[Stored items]
- - - - -

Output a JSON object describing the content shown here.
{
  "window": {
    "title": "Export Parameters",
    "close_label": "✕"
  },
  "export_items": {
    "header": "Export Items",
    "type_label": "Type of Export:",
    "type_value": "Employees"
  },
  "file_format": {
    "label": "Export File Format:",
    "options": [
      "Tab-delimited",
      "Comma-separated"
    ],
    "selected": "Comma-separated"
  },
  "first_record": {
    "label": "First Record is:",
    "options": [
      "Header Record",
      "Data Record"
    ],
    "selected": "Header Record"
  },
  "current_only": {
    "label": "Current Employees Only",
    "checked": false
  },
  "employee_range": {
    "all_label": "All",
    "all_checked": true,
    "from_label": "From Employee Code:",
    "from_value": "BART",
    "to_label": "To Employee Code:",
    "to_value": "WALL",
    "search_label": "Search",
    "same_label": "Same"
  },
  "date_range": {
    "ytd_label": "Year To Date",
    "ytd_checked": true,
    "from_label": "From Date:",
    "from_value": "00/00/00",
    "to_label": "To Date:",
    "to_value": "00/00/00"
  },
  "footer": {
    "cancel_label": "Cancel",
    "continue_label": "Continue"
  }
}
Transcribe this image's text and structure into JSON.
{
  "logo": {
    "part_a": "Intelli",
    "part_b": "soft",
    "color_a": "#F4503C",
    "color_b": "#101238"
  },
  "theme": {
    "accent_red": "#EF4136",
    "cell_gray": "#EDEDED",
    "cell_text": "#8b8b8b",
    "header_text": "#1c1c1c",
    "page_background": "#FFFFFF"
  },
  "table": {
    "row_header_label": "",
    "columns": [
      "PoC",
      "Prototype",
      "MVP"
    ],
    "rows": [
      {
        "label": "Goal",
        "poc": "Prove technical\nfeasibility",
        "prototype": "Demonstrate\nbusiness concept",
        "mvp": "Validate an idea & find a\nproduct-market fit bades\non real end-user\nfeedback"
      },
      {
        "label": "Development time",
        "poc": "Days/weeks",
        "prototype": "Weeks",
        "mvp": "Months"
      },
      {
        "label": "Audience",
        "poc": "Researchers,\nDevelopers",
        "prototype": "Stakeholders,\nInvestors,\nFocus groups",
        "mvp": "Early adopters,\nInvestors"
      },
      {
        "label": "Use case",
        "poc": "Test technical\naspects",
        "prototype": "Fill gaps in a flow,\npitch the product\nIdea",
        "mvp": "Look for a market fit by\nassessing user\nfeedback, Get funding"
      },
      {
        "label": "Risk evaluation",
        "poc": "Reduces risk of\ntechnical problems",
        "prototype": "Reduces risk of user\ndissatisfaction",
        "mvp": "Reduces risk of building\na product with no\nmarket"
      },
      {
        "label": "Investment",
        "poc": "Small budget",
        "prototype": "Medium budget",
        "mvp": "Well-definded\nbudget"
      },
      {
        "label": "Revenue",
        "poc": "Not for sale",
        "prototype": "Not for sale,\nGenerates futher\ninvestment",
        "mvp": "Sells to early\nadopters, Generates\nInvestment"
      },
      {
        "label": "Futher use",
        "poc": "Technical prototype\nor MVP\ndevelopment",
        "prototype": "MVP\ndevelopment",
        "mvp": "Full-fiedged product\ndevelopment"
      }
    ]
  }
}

- - - - -

* [WORK TO BE COMPLETED] Scan the lines for the string "Code". Pick out every line that has it.

* [COMPLETE ANSWER]
    "from_label": "From Employee Code:",
    "to_label": "To Employee Code:",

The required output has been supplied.